***** Data listing
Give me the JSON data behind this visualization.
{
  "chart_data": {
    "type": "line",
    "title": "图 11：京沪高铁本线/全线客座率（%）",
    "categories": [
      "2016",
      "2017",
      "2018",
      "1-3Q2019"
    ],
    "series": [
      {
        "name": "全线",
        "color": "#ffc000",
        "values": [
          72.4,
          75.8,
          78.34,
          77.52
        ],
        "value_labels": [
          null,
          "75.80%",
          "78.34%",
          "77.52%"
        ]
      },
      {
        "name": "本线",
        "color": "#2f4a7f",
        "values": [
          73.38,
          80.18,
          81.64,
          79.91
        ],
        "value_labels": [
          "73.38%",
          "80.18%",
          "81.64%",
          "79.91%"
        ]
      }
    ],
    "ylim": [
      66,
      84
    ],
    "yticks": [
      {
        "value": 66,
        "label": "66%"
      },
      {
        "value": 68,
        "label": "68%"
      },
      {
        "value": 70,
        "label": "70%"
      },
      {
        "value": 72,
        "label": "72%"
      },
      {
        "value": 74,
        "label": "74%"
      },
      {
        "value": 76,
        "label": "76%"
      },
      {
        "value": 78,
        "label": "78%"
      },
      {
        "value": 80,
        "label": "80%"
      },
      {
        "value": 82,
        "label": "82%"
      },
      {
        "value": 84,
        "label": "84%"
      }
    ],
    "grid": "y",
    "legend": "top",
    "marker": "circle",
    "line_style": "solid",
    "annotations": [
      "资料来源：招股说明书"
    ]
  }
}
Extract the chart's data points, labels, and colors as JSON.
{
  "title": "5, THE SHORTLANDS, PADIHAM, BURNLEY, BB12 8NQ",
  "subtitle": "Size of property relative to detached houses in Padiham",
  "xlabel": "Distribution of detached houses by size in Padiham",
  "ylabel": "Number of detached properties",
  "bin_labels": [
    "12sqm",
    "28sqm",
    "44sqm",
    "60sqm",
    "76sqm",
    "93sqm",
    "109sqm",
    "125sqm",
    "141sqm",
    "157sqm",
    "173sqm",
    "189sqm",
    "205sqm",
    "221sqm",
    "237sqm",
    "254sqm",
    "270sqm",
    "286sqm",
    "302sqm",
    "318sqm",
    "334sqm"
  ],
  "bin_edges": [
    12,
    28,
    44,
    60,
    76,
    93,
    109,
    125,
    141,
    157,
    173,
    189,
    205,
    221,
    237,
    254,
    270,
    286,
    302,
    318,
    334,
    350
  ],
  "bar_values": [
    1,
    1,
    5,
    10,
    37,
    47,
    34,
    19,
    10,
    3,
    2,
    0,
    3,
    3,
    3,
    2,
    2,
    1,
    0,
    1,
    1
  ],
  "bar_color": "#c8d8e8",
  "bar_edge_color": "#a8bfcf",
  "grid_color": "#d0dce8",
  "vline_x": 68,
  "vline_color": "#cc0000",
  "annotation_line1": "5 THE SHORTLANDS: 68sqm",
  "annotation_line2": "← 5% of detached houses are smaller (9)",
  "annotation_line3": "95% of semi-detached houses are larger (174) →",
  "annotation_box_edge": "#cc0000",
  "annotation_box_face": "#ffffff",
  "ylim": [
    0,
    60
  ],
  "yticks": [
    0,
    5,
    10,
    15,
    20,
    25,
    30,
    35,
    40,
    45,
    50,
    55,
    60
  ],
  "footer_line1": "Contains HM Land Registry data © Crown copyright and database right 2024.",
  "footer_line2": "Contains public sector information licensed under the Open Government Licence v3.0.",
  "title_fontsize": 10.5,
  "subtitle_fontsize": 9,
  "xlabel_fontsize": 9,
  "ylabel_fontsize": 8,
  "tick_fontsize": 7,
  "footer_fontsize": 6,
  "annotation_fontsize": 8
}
**********
*Goal:* Pick out, from the lines above, every one that contains the string "SHORTLANDS".

*Solved exercise:*
  "title": "5, THE SHORTLANDS, PADIHAM, BURNLEY, BB12 8NQ",
  "annotation_line1": "5 THE SHORTLANDS: 68sqm",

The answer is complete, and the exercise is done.